__INPUT MATERIAL__.
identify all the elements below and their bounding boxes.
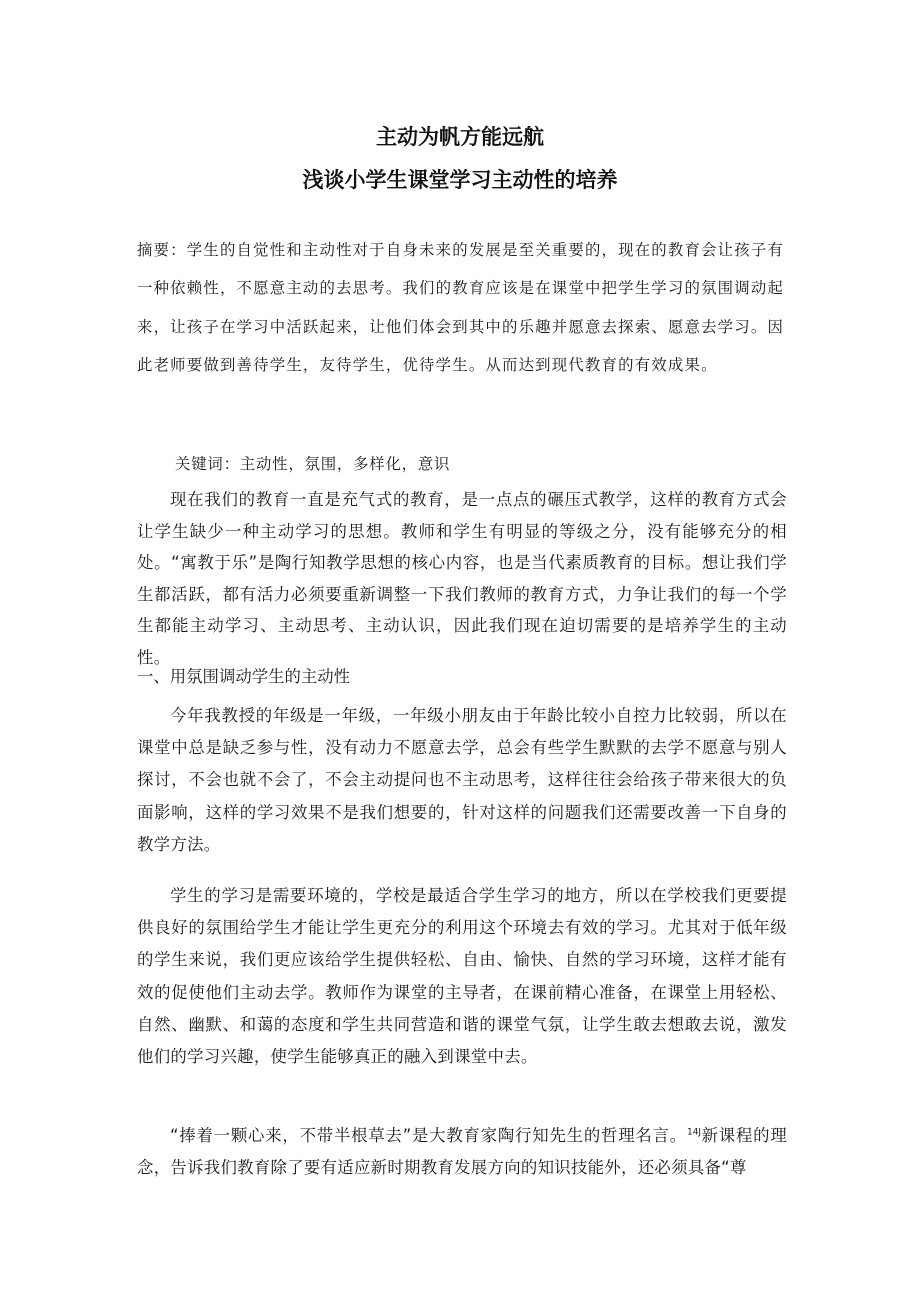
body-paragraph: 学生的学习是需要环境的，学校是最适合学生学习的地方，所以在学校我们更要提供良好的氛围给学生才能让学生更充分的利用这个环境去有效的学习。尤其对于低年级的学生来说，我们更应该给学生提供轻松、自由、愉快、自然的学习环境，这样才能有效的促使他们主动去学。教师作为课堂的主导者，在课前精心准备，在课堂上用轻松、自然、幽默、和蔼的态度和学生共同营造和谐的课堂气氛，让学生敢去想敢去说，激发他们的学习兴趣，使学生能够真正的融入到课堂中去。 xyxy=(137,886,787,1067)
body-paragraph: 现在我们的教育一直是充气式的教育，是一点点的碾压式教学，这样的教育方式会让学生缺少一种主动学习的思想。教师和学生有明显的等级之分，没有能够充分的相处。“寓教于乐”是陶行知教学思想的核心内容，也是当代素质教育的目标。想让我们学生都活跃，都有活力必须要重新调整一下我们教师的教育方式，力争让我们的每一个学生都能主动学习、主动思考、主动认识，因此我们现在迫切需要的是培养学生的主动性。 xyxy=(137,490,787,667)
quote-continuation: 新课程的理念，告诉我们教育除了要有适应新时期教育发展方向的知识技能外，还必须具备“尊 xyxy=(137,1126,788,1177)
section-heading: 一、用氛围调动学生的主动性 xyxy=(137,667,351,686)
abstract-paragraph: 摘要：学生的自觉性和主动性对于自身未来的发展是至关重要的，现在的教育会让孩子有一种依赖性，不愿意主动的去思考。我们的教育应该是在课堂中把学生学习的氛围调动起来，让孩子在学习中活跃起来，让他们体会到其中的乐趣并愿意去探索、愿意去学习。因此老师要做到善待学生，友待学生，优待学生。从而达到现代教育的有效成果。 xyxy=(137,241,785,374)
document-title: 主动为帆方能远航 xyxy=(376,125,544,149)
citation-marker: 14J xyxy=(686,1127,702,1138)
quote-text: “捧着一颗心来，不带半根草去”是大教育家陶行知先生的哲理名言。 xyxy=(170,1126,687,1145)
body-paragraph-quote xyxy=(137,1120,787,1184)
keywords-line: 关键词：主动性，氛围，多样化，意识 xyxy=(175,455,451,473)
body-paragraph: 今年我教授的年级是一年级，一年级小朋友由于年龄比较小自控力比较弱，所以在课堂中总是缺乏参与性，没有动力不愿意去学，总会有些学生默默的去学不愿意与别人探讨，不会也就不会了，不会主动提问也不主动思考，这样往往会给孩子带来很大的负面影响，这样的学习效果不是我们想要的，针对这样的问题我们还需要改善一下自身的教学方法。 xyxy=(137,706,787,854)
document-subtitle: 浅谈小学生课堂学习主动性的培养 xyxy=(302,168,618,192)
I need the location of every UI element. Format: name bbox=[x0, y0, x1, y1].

__STATED EXERCISE__.
Turn the entries above into a Markdown table with the columns Row and Line, giving each non-blank line its own numbered row and omitting the picture.

__FINISHED EXERCISE__.
| Row | Line |
|---|---|
| 1 | identify all the elements below and their bounding boxes. |
| 2 | body-paragraph: 学生的学习是需要环境的，学校是最适合学生学习的地方，所以在学校我们更要提供良好的氛围给学生才能让学生更充分的利用这个环境去有效的学习。尤其对于低年级的学生来说，我们更应该给学生提供轻松、自由、愉快、自然的学习环境，这样才能有效的促使他们主动去学。教师作为课堂的主导者，在课前精心准备，在课堂上用轻松、自然、幽默、和蔼的态度和学生共同营造和谐的课堂气氛，让学生敢去想敢去说，激发他们的学习兴趣，使学生能够真正的融入到课堂中去。 xyxy=(137,886,787,1067) |
| 3 | body-paragraph: 现在我们的教育一直是充气式的教育，是一点点的碾压式教学，这样的教育方式会让学生缺少一种主动学习的思想。教师和学生有明显的等级之分，没有能够充分的相处。“寓教于乐”是陶行知教学思想的核心内容，也是当代素质教育的目标。想让我们学生都活跃，都有活力必须要重新调整一下我们教师的教育方式，力争让我们的每一个学生都能主动学习、主动思考、主动认识，因此我们现在迫切需要的是培养学生的主动性。 xyxy=(137,490,787,667) |
| 4 | quote-continuation: 新课程的理念，告诉我们教育除了要有适应新时期教育发展方向的知识技能外，还必须具备“尊 xyxy=(137,1126,788,1177) |
| 5 | section-heading: 一、用氛围调动学生的主动性 xyxy=(137,667,351,686) |
| 6 | abstract-paragraph: 摘要：学生的自觉性和主动性对于自身未来的发展是至关重要的，现在的教育会让孩子有一种依赖性，不愿意主动的去思考。我们的教育应该是在课堂中把学生学习的氛围调动起来，让孩子在学习中活跃起来，让他们体会到其中的乐趣并愿意去探索、愿意去学习。因此老师要做到善待学生，友待学生，优待学生。从而达到现代教育的有效成果。 xyxy=(137,241,785,374) |
| 7 | document-title: 主动为帆方能远航 xyxy=(376,125,544,149) |
| 8 | citation-marker: 14J xyxy=(686,1127,702,1138) |
| 9 | quote-text: “捧着一颗心来，不带半根草去”是大教育家陶行知先生的哲理名言。 xyxy=(170,1126,687,1145) |
| 10 | body-paragraph-quote xyxy=(137,1120,787,1184) |
| 11 | keywords-line: 关键词：主动性，氛围，多样化，意识 xyxy=(175,455,451,473) |
| 12 | body-paragraph: 今年我教授的年级是一年级，一年级小朋友由于年龄比较小自控力比较弱，所以在课堂中总是缺乏参与性，没有动力不愿意去学，总会有些学生默默的去学不愿意与别人探讨，不会也就不会了，不会主动提问也不主动思考，这样往往会给孩子带来很大的负面影响，这样的学习效果不是我们想要的，针对这样的问题我们还需要改善一下自身的教学方法。 xyxy=(137,706,787,854) |
| 13 | document-subtitle: 浅谈小学生课堂学习主动性的培养 xyxy=(302,168,618,192) |
| 14 | I need the location of every UI element. Format: name bbox=[x0, y0, x1, y1]. |